Task objective
Check each line of the material below for "title", then copy the ones that contain it.

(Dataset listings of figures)
** Start **

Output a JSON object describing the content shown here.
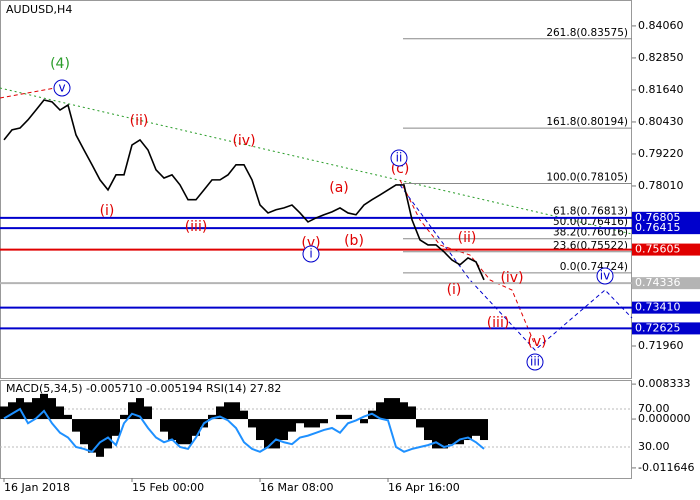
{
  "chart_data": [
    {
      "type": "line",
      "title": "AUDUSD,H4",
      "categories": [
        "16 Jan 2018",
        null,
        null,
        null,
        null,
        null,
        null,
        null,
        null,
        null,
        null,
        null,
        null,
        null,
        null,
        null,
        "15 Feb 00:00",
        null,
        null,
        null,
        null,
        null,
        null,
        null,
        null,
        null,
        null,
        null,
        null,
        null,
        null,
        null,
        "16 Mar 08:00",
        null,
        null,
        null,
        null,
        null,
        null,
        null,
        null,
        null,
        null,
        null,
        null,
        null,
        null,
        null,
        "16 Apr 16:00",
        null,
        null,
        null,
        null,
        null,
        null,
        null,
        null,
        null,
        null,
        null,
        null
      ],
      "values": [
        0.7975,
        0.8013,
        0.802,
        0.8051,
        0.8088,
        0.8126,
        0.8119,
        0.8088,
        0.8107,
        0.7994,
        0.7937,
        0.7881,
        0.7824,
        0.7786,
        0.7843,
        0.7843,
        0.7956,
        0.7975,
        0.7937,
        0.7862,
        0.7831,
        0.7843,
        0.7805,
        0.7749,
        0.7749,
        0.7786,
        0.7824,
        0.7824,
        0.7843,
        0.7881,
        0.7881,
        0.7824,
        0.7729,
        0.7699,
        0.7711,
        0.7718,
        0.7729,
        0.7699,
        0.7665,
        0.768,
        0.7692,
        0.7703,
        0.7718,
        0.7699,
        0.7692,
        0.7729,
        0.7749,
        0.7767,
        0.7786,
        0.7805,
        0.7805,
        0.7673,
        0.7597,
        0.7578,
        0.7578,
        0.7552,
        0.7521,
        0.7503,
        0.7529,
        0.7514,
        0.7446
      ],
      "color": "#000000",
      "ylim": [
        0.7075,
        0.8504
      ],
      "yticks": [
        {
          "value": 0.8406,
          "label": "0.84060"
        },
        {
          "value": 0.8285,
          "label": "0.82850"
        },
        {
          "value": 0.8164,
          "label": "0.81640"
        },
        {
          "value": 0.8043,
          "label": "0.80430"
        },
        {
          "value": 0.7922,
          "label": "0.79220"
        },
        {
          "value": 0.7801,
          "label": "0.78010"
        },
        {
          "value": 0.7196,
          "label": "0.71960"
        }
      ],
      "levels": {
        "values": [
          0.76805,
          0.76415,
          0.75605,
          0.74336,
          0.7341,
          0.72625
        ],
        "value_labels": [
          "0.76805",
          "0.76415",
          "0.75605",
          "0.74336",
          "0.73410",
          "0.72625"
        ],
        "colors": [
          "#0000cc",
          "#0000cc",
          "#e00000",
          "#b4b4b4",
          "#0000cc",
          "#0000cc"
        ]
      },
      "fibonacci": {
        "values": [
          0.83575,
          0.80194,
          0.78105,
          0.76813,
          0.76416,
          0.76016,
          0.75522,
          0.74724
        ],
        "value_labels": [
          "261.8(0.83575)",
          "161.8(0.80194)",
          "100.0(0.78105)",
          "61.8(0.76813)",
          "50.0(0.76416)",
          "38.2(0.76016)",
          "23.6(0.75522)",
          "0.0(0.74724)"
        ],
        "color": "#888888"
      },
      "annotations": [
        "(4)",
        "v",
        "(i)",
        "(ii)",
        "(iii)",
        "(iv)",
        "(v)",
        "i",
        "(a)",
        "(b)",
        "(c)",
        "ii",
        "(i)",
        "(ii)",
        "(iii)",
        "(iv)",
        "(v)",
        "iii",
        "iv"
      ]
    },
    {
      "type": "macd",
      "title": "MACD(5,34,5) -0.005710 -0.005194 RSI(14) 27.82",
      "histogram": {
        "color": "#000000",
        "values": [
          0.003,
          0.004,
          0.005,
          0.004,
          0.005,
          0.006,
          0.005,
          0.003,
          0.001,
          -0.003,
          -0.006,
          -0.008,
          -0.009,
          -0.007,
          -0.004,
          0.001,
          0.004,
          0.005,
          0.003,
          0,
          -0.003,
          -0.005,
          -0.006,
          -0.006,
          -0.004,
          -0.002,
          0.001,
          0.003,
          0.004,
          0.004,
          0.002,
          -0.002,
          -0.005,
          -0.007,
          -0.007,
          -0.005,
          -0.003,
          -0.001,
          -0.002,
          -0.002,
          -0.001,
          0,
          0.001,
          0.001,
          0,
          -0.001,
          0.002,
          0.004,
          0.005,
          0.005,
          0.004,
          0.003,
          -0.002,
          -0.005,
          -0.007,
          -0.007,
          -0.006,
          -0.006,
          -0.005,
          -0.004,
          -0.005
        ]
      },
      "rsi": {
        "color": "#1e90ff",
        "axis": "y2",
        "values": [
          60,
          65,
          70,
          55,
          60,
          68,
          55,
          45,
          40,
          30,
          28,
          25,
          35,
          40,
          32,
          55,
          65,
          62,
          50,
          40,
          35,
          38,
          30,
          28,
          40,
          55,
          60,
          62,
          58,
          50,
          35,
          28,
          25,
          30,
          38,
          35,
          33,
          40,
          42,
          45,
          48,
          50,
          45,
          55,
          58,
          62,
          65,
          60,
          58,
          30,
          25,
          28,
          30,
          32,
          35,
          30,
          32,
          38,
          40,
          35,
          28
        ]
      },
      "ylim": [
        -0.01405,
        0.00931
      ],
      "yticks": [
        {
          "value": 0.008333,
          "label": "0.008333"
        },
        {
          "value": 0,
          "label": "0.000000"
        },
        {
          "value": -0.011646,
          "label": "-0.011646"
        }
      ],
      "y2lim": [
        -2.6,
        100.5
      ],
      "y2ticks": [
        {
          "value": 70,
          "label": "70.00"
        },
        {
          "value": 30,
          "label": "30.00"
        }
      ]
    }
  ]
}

** End **

Completed task
      "title": "AUDUSD,H4",
      "title": "MACD(5,34,5) -0.005710 -0.005194 RSI(14) 27.82",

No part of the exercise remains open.